◆ **EXERCISE REQUIREMENTS**
The required output is a single number: how many lines of the material contain the string "recent".
══ RECORD EXCERPTS ══
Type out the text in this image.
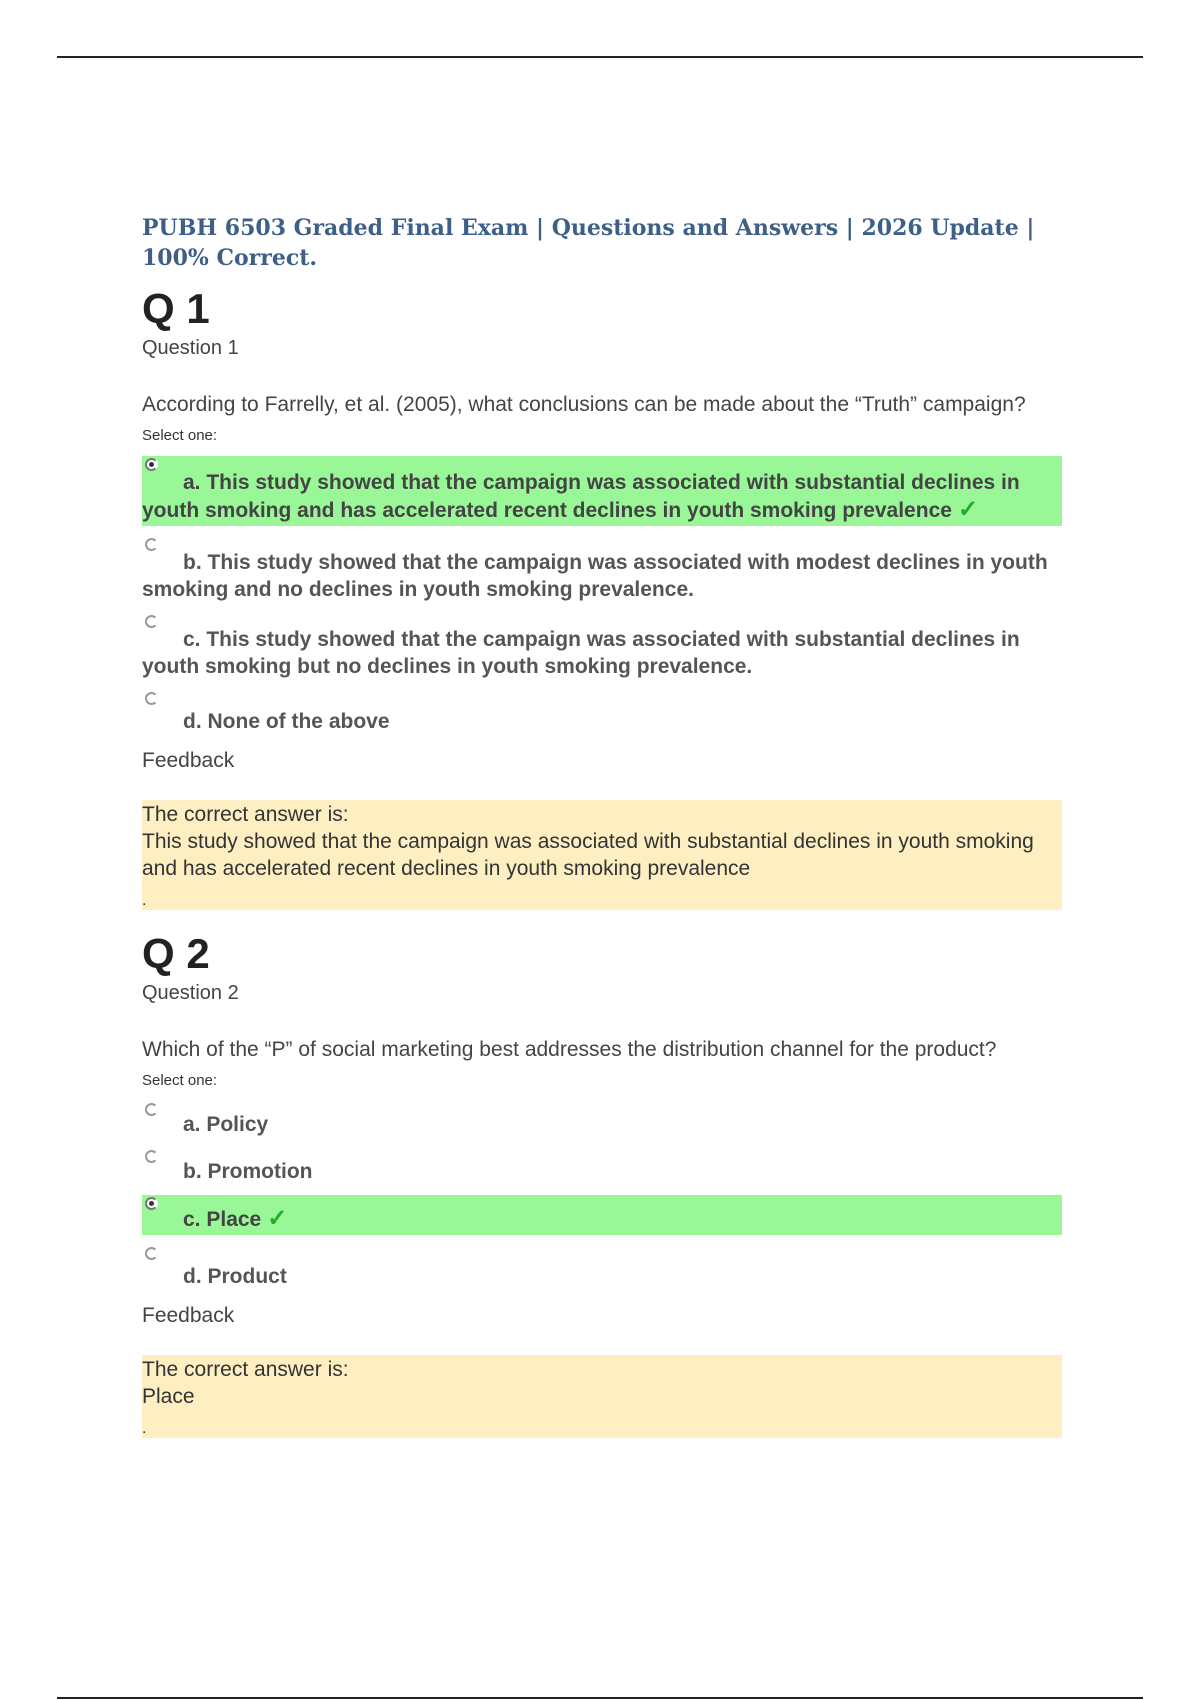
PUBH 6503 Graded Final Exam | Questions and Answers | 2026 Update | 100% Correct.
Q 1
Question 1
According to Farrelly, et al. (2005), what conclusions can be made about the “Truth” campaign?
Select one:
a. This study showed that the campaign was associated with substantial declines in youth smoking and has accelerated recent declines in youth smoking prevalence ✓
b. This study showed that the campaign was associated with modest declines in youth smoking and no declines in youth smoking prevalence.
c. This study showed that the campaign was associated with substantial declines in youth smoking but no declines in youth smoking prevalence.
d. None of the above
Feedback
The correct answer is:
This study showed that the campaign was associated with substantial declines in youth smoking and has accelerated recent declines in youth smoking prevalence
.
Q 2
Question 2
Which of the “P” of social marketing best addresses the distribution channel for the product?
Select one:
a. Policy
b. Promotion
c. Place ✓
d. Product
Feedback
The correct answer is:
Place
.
═══
◆ **RESPONSE FOR THIS EXERCISE**
2